Short problem: Copy every record below exactly as written, but leave out the pictures.

Rows from a dataset:
______
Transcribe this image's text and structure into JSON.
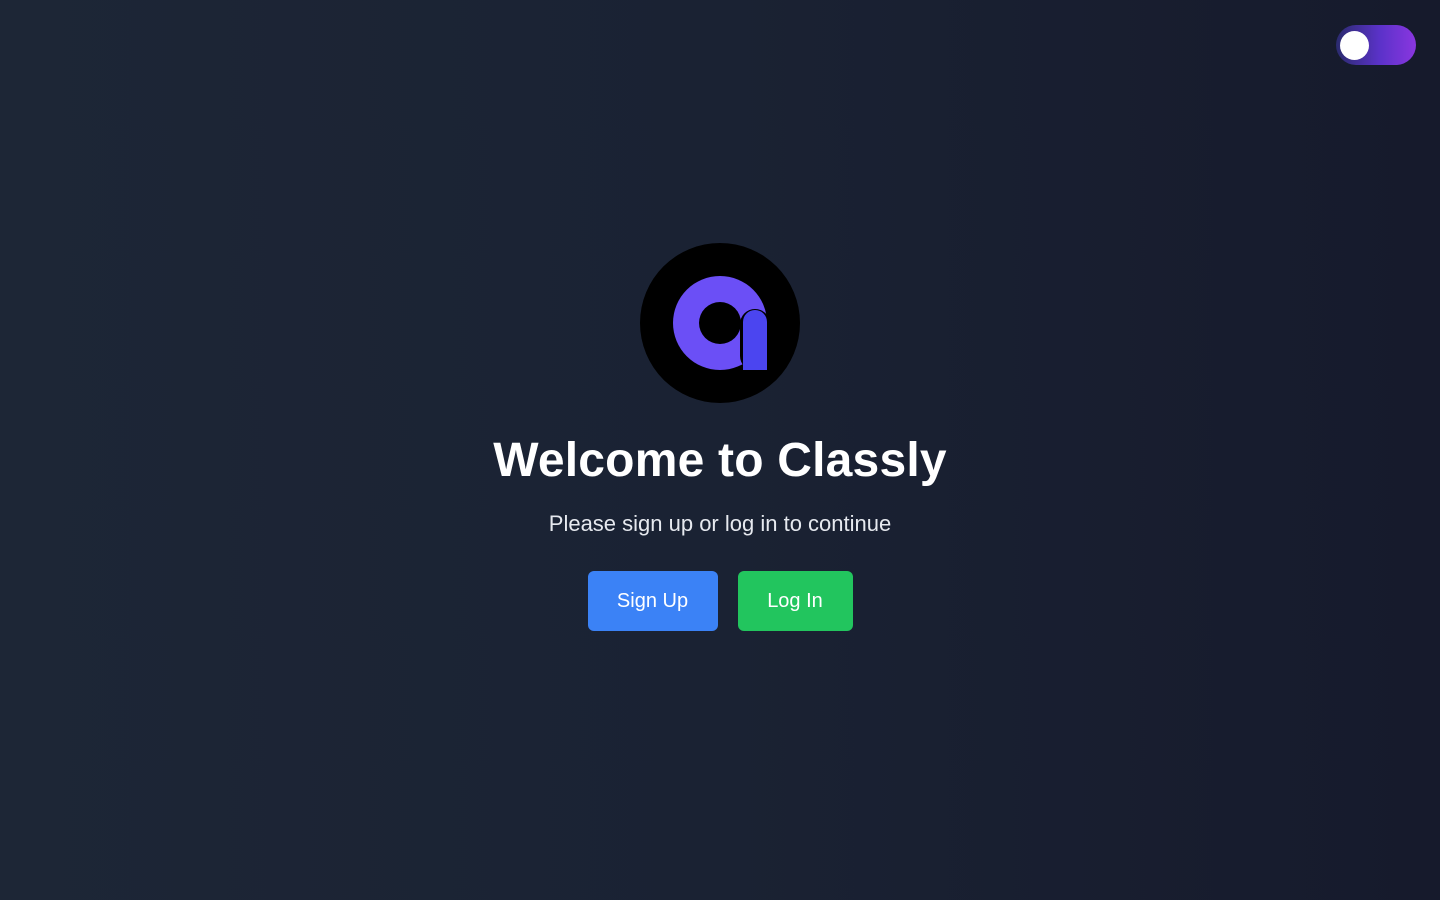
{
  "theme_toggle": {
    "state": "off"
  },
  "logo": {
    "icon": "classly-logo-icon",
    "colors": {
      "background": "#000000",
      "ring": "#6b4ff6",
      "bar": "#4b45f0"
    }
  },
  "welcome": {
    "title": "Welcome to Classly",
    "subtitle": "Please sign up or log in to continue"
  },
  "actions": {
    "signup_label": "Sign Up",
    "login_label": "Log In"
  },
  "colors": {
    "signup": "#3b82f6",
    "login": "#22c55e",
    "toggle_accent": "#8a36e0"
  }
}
______
Solved exercise:
Transcribe this image's text and structure into JSON.
{
  "theme_toggle": {
    "state": "off"
  },
  "logo": {
    "icon": "classly-logo-icon",
    "colors": {
      "background": "#000000",
      "ring": "#6b4ff6",
      "bar": "#4b45f0"
    }
  },
  "welcome": {
    "title": "Welcome to Classly",
    "subtitle": "Please sign up or log in to continue"
  },
  "actions": {
    "signup_label": "Sign Up",
    "login_label": "Log In"
  },
  "colors": {
    "signup": "#3b82f6",
    "login": "#22c55e",
    "toggle_accent": "#8a36e0"
  }
}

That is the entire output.